● **DIRECTION 1**: According to the data breach disclosure, at least how many civil lawsuits is the company facing, and in which countries were they filed?

● **SELECTION**:
--- START ---

Our recent data breach involved the theft of certain payment card information and customer email addresses through unauthorized access to our network. As a result of the breach, we are facing at least 44 civil lawsuits filed in the U.S. and Canada, and other claims may be asserted on behalf of customers, payment card brands, payment card issuing banks, shareholders, or others seeking damages or other related relief, allegedly arising out of the data breach. We are also facing investigations by a number of state and federal agencies. These claims and investigations may adversely affect how we operate our business, divert the attention of management from the operation of the business and result in additional costs and fines. In addition, the governmental agencies investigating the data breach may seek to impose injunctive relief, which could materially increase our data security costs, adversely impact how we operate our systems and collect and use customer information, and put us at a competitive disadvantage with other retailers.
Our investigation of the data breach is ongoing, and we are still in the process of assessing the financial and other impacts of the breach. It is possible that we will identify additional information that was accessed or stolen, or other unforeseen developments related to the data breach could occur, which could have a further adverse impact on our operations, financial results and reputation.
If our efforts to maintain the privacy and security of customer, associate, supplier or Company information are not successful, we could incur substantial additional costs, and become subject to further litigation, enforcement actions, and reputational damage.

--- END ---

● **EXERCISE MATERIAL**:
--- START ---

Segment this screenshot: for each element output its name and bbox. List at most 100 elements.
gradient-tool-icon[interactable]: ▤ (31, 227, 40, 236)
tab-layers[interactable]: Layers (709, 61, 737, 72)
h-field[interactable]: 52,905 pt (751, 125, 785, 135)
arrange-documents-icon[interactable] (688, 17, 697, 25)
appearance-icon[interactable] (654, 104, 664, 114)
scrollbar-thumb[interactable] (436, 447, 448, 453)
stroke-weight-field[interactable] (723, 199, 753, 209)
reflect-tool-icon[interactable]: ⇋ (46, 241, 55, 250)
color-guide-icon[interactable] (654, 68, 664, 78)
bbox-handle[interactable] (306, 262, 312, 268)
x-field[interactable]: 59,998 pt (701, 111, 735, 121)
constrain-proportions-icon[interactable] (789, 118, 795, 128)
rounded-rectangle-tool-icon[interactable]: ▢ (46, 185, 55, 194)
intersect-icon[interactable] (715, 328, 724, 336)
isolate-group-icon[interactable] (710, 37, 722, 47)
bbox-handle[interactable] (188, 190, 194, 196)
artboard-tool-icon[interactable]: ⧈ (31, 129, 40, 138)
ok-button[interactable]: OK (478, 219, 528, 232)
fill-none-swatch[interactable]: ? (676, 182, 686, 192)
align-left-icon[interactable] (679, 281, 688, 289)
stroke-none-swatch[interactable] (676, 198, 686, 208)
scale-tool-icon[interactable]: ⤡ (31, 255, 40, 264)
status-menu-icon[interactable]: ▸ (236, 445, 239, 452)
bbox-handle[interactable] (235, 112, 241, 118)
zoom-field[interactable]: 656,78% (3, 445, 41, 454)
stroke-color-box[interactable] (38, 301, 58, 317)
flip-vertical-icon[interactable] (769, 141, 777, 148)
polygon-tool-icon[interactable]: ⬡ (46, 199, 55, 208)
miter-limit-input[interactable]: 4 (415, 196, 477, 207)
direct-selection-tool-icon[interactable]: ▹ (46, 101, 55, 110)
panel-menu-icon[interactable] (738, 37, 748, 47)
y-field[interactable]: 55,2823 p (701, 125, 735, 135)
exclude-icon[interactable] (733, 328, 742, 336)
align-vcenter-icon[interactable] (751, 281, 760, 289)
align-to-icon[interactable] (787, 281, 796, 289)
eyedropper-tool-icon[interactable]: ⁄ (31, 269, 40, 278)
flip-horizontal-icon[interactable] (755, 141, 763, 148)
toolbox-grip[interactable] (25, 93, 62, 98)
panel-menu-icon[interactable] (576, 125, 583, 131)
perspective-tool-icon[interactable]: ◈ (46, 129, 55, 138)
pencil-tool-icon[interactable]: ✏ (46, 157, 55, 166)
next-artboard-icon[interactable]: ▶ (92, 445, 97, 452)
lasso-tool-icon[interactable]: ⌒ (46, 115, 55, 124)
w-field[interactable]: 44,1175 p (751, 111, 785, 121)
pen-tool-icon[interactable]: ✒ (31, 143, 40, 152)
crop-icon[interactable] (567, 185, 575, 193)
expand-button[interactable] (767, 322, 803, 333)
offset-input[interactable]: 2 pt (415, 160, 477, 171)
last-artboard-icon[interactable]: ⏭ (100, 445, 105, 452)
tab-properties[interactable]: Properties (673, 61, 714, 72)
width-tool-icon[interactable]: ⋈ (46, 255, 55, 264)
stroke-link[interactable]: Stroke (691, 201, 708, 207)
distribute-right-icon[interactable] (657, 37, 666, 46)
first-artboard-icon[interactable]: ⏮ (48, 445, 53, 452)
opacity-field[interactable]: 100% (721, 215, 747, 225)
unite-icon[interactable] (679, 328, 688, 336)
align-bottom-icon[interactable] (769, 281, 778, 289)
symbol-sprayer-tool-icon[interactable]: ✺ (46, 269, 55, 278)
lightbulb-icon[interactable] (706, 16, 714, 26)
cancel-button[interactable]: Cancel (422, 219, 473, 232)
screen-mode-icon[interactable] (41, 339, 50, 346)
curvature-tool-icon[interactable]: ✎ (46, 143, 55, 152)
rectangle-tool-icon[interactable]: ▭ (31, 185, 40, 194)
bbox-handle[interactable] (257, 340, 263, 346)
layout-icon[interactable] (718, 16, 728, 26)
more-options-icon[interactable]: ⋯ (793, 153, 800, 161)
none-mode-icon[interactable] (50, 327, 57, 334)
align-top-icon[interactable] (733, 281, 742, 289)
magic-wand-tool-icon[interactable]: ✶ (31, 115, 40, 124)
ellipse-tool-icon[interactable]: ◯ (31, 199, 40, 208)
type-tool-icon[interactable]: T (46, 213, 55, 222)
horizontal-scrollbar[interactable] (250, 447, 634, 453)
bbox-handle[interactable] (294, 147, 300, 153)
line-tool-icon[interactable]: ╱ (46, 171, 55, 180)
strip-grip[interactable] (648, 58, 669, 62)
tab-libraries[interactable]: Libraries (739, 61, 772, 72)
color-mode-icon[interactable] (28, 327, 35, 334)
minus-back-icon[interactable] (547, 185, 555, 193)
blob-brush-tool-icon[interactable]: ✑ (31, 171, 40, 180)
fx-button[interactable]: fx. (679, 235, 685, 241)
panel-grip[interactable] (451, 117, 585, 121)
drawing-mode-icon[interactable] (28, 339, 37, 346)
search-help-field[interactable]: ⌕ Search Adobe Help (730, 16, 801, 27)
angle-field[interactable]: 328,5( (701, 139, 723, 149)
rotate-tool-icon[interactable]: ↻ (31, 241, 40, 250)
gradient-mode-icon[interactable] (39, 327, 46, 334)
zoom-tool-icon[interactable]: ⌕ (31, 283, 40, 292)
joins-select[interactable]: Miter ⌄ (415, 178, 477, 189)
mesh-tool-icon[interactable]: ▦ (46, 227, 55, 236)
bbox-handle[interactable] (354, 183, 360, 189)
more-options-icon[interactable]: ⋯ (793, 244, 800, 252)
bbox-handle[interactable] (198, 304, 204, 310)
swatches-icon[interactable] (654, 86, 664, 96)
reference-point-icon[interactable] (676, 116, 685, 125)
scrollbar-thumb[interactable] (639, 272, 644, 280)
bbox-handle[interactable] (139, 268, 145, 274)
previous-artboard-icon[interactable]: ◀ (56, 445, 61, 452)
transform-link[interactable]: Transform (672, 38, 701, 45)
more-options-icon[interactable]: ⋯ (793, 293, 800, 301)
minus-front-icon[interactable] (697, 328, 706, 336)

--- END ---

● **DIRECTION 2**: List every line of the listing that contains the string "handle". Case counts.

● **FULL RESPONSE 1**: At least 44, filed in the U.S. and Canada.

● **FULL RESPONSE 2**:
bbox-handle[interactable] (306, 262, 312, 268)
bbox-handle[interactable] (188, 190, 194, 196)
bbox-handle[interactable] (235, 112, 241, 118)
bbox-handle[interactable] (257, 340, 263, 346)
bbox-handle[interactable] (294, 147, 300, 153)
bbox-handle[interactable] (354, 183, 360, 189)
bbox-handle[interactable] (198, 304, 204, 310)
bbox-handle[interactable] (139, 268, 145, 274)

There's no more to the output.